◆ **Task**: Give back the whole listing exactly as shown.

◆ **Task input**:
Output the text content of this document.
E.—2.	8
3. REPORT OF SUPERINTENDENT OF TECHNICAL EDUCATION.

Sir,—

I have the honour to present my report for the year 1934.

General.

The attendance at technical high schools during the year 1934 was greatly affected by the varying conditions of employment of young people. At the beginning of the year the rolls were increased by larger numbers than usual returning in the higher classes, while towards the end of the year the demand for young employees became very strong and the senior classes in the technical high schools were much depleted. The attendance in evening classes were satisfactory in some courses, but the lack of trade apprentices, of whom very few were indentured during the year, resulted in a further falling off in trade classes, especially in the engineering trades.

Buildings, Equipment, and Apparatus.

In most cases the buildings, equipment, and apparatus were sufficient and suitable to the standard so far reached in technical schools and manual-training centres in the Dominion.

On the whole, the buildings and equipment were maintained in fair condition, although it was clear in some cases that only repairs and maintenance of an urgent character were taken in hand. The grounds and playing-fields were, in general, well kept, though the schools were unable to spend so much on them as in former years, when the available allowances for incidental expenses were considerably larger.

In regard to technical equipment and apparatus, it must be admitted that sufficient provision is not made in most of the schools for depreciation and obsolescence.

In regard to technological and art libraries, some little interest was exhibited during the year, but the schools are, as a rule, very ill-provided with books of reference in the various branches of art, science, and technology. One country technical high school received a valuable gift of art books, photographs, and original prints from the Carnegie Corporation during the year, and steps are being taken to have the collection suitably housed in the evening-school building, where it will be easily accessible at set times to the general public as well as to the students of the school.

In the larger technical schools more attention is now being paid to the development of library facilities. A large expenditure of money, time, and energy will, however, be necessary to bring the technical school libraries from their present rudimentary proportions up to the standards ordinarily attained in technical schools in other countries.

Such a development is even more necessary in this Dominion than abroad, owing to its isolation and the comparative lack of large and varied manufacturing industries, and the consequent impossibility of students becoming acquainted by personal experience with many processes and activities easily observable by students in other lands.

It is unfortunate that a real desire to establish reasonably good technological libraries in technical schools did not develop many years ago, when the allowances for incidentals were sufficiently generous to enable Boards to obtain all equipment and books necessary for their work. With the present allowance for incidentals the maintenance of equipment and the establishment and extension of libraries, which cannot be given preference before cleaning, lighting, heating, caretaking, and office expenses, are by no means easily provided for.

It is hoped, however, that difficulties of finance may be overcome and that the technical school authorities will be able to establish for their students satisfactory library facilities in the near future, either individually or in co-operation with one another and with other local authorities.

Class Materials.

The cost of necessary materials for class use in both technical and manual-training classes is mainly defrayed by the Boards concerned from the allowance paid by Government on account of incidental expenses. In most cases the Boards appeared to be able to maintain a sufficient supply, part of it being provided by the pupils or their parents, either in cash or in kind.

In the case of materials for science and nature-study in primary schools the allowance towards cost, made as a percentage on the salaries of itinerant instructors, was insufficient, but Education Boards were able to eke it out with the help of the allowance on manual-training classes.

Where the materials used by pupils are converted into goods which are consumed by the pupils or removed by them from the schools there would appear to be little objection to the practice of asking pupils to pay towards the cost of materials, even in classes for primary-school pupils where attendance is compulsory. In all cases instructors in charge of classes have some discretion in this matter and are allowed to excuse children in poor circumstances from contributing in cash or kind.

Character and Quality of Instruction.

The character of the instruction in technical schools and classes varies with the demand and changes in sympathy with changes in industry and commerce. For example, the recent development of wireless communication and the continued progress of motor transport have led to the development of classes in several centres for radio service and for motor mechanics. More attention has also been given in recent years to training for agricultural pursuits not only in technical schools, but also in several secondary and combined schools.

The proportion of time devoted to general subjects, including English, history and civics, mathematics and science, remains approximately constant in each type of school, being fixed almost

◆ **Expected answer**:
Output the text content of this document.
E.—2.	8
3. REPORT OF SUPERINTENDENT OF TECHNICAL EDUCATION.

Sir,—

I have the honour to present my report for the year 1934.

General.

The attendance at technical high schools during the year 1934 was greatly affected by the varying conditions of employment of young people. At the beginning of the year the rolls were increased by larger numbers than usual returning in the higher classes, while towards the end of the year the demand for young employees became very strong and the senior classes in the technical high schools were much depleted. The attendance in evening classes were satisfactory in some courses, but the lack of trade apprentices, of whom very few were indentured during the year, resulted in a further falling off in trade classes, especially in the engineering trades.

Buildings, Equipment, and Apparatus.

In most cases the buildings, equipment, and apparatus were sufficient and suitable to the standard so far reached in technical schools and manual-training centres in the Dominion.

On the whole, the buildings and equipment were maintained in fair condition, although it was clear in some cases that only repairs and maintenance of an urgent character were taken in hand. The grounds and playing-fields were, in general, well kept, though the schools were unable to spend so much on them as in former years, when the available allowances for incidental expenses were considerably larger.

In regard to technical equipment and apparatus, it must be admitted that sufficient provision is not made in most of the schools for depreciation and obsolescence.

In regard to technological and art libraries, some little interest was exhibited during the year, but the schools are, as a rule, very ill-provided with books of reference in the various branches of art, science, and technology. One country technical high school received a valuable gift of art books, photographs, and original prints from the Carnegie Corporation during the year, and steps are being taken to have the collection suitably housed in the evening-school building, where it will be easily accessible at set times to the general public as well as to the students of the school.

In the larger technical schools more attention is now being paid to the development of library facilities. A large expenditure of money, time, and energy will, however, be necessary to bring the technical school libraries from their present rudimentary proportions up to the standards ordinarily attained in technical schools in other countries.

Such a development is even more necessary in this Dominion than abroad, owing to its isolation and the comparative lack of large and varied manufacturing industries, and the consequent impossibility of students becoming acquainted by personal experience with many processes and activities easily observable by students in other lands.

It is unfortunate that a real desire to establish reasonably good technological libraries in technical schools did not develop many years ago, when the allowances for incidentals were sufficiently generous to enable Boards to obtain all equipment and books necessary for their work. With the present allowance for incidentals the maintenance of equipment and the establishment and extension of libraries, which cannot be given preference before cleaning, lighting, heating, caretaking, and office expenses, are by no means easily provided for.

It is hoped, however, that difficulties of finance may be overcome and that the technical school authorities will be able to establish for their students satisfactory library facilities in the near future, either individually or in co-operation with one another and with other local authorities.

Class Materials.

The cost of necessary materials for class use in both technical and manual-training classes is mainly defrayed by the Boards concerned from the allowance paid by Government on account of incidental expenses. In most cases the Boards appeared to be able to maintain a sufficient supply, part of it being provided by the pupils or their parents, either in cash or in kind.

In the case of materials for science and nature-study in primary schools the allowance towards cost, made as a percentage on the salaries of itinerant instructors, was insufficient, but Education Boards were able to eke it out with the help of the allowance on manual-training classes.

Where the materials used by pupils are converted into goods which are consumed by the pupils or removed by them from the schools there would appear to be little objection to the practice of asking pupils to pay towards the cost of materials, even in classes for primary-school pupils where attendance is compulsory. In all cases instructors in charge of classes have some discretion in this matter and are allowed to excuse children in poor circumstances from contributing in cash or kind.

Character and Quality of Instruction.

The character of the instruction in technical schools and classes varies with the demand and changes in sympathy with changes in industry and commerce. For example, the recent development of wireless communication and the continued progress of motor transport have led to the development of classes in several centres for radio service and for motor mechanics. More attention has also been given in recent years to training for agricultural pursuits not only in technical schools, but also in several secondary and combined schools.

The proportion of time devoted to general subjects, including English, history and civics, mathematics and science, remains approximately constant in each type of school, being fixed almost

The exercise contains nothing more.